*** Records to process ***
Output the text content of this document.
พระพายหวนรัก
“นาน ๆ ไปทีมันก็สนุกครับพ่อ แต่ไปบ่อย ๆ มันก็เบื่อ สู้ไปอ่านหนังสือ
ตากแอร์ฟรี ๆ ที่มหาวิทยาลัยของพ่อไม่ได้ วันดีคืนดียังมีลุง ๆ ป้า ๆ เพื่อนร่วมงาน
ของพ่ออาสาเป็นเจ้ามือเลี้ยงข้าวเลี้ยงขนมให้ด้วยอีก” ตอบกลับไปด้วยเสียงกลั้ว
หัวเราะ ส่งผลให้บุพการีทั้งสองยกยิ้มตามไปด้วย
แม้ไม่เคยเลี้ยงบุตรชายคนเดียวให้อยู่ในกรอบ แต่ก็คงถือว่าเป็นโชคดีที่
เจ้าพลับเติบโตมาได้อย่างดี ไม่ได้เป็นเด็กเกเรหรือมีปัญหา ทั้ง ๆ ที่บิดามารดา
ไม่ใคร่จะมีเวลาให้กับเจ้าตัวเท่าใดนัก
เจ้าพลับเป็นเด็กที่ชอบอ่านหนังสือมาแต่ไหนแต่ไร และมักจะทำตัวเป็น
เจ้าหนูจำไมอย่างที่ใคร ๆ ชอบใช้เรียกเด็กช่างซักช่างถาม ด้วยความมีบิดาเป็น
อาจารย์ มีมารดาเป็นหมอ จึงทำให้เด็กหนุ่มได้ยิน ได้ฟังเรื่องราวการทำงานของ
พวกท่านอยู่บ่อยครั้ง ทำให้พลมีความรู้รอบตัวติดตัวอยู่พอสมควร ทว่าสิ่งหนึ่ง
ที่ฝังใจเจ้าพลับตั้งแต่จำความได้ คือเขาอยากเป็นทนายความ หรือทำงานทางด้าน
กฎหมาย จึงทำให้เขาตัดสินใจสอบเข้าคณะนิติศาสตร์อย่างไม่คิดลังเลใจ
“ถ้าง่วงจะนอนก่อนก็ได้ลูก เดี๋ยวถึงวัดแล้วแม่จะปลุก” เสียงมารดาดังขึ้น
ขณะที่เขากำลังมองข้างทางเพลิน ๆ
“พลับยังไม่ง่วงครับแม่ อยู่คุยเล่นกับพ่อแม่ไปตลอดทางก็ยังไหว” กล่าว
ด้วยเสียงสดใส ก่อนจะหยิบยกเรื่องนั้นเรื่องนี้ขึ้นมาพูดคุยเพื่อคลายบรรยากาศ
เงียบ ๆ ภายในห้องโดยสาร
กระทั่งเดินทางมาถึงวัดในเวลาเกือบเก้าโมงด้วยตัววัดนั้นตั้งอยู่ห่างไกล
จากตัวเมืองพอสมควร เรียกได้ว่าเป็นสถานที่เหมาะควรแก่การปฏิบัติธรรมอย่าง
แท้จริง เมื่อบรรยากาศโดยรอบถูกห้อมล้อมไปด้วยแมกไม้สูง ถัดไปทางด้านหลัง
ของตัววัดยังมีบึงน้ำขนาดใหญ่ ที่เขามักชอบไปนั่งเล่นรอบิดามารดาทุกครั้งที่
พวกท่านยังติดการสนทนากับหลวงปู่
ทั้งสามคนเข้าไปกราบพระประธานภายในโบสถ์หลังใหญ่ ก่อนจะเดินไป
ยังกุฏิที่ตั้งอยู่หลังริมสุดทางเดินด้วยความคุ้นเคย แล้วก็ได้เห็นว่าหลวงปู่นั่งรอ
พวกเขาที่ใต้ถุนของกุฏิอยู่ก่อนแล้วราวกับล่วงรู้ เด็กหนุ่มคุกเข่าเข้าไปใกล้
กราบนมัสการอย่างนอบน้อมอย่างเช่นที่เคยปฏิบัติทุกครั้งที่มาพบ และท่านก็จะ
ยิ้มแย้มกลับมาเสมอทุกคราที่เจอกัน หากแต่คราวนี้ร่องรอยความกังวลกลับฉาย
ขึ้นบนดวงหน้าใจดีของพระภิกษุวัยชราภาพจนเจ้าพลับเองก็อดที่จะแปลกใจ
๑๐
***
== Task requirements ==
Faithfully transcribe the whole of the data.

== Result ==
Output the text content of this document.
พระพายหวนรัก
“นาน ๆ ไปทีมันก็สนุกครับพ่อ แต่ไปบ่อย ๆ มันก็เบื่อ สู้ไปอ่านหนังสือ
ตากแอร์ฟรี ๆ ที่มหาวิทยาลัยของพ่อไม่ได้ วันดีคืนดียังมีลุง ๆ ป้า ๆ เพื่อนร่วมงาน
ของพ่ออาสาเป็นเจ้ามือเลี้ยงข้าวเลี้ยงขนมให้ด้วยอีก” ตอบกลับไปด้วยเสียงกลั้ว
หัวเราะ ส่งผลให้บุพการีทั้งสองยกยิ้มตามไปด้วย
แม้ไม่เคยเลี้ยงบุตรชายคนเดียวให้อยู่ในกรอบ แต่ก็คงถือว่าเป็นโชคดีที่
เจ้าพลับเติบโตมาได้อย่างดี ไม่ได้เป็นเด็กเกเรหรือมีปัญหา ทั้ง ๆ ที่บิดามารดา
ไม่ใคร่จะมีเวลาให้กับเจ้าตัวเท่าใดนัก
เจ้าพลับเป็นเด็กที่ชอบอ่านหนังสือมาแต่ไหนแต่ไร และมักจะทำตัวเป็น
เจ้าหนูจำไมอย่างที่ใคร ๆ ชอบใช้เรียกเด็กช่างซักช่างถาม ด้วยความมีบิดาเป็น
อาจารย์ มีมารดาเป็นหมอ จึงทำให้เด็กหนุ่มได้ยิน ได้ฟังเรื่องราวการทำงานของ
พวกท่านอยู่บ่อยครั้ง ทำให้พลมีความรู้รอบตัวติดตัวอยู่พอสมควร ทว่าสิ่งหนึ่ง
ที่ฝังใจเจ้าพลับตั้งแต่จำความได้ คือเขาอยากเป็นทนายความ หรือทำงานทางด้าน
กฎหมาย จึงทำให้เขาตัดสินใจสอบเข้าคณะนิติศาสตร์อย่างไม่คิดลังเลใจ
“ถ้าง่วงจะนอนก่อนก็ได้ลูก เดี๋ยวถึงวัดแล้วแม่จะปลุก” เสียงมารดาดังขึ้น
ขณะที่เขากำลังมองข้างทางเพลิน ๆ
“พลับยังไม่ง่วงครับแม่ อยู่คุยเล่นกับพ่อแม่ไปตลอดทางก็ยังไหว” กล่าว
ด้วยเสียงสดใส ก่อนจะหยิบยกเรื่องนั้นเรื่องนี้ขึ้นมาพูดคุยเพื่อคลายบรรยากาศ
เงียบ ๆ ภายในห้องโดยสาร
กระทั่งเดินทางมาถึงวัดในเวลาเกือบเก้าโมงด้วยตัววัดนั้นตั้งอยู่ห่างไกล
จากตัวเมืองพอสมควร เรียกได้ว่าเป็นสถานที่เหมาะควรแก่การปฏิบัติธรรมอย่าง
แท้จริง เมื่อบรรยากาศโดยรอบถูกห้อมล้อมไปด้วยแมกไม้สูง ถัดไปทางด้านหลัง
ของตัววัดยังมีบึงน้ำขนาดใหญ่ ที่เขามักชอบไปนั่งเล่นรอบิดามารดาทุกครั้งที่
พวกท่านยังติดการสนทนากับหลวงปู่
ทั้งสามคนเข้าไปกราบพระประธานภายในโบสถ์หลังใหญ่ ก่อนจะเดินไป
ยังกุฏิที่ตั้งอยู่หลังริมสุดทางเดินด้วยความคุ้นเคย แล้วก็ได้เห็นว่าหลวงปู่นั่งรอ
พวกเขาที่ใต้ถุนของกุฏิอยู่ก่อนแล้วราวกับล่วงรู้ เด็กหนุ่มคุกเข่าเข้าไปใกล้
กราบนมัสการอย่างนอบน้อมอย่างเช่นที่เคยปฏิบัติทุกครั้งที่มาพบ และท่านก็จะ
ยิ้มแย้มกลับมาเสมอทุกคราที่เจอกัน หากแต่คราวนี้ร่องรอยความกังวลกลับฉาย
ขึ้นบนดวงหน้าใจดีของพระภิกษุวัยชราภาพจนเจ้าพลับเองก็อดที่จะแปลกใจ
๑๐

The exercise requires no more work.